Listing
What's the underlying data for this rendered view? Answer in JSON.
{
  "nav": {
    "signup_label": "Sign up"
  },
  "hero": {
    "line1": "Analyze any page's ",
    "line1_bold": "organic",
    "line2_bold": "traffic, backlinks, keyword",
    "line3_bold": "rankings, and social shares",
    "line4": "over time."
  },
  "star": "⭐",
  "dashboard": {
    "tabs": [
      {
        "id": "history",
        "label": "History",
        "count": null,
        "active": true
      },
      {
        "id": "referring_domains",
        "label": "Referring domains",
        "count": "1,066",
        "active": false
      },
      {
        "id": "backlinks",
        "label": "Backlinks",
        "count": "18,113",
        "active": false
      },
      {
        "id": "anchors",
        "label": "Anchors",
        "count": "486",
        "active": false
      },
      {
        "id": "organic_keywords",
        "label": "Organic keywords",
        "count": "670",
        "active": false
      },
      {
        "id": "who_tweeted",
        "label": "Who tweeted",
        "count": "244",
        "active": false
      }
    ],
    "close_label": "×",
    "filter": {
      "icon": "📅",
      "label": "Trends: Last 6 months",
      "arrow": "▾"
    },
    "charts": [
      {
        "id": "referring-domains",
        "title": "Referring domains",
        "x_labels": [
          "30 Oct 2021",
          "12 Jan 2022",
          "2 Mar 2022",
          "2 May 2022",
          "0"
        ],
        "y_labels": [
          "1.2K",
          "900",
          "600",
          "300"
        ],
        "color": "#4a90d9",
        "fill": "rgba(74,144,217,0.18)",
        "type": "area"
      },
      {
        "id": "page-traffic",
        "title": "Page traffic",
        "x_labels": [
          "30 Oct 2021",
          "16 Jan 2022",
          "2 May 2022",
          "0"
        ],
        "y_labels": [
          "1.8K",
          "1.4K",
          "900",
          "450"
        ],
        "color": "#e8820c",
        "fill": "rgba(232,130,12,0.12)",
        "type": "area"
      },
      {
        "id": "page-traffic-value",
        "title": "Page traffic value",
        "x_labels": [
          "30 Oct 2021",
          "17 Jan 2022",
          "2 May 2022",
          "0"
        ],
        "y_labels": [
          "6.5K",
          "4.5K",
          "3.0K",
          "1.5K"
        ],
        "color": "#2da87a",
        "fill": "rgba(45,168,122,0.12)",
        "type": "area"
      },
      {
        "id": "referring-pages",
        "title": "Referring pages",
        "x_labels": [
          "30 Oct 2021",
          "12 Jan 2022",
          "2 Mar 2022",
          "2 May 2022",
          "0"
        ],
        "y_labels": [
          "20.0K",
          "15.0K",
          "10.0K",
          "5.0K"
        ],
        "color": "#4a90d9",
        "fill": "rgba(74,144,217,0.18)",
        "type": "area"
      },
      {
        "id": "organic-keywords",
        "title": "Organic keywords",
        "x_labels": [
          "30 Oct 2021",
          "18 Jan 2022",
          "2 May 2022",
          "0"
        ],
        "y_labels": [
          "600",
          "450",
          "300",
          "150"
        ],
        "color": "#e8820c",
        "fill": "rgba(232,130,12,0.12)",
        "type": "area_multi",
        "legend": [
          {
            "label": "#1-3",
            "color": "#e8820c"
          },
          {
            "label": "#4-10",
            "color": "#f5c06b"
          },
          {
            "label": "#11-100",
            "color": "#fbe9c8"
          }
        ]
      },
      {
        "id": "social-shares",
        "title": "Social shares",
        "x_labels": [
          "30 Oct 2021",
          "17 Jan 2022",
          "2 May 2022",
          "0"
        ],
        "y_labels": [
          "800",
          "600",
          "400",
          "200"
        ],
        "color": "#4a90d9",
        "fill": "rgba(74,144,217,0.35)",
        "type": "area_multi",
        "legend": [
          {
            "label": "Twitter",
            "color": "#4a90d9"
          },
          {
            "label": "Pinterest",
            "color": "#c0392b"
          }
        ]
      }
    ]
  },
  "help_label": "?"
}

Stated goal
Look through the lines above and collect those with the word "color".

Reply
        "color": "#4a90d9",
        "color": "#e8820c",
        "color": "#2da87a",
        "color": "#4a90d9",
        "color": "#e8820c",
            "color": "#e8820c"
            "color": "#f5c06b"
            "color": "#fbe9c8"
        "color": "#4a90d9",
            "color": "#4a90d9"
            "color": "#c0392b"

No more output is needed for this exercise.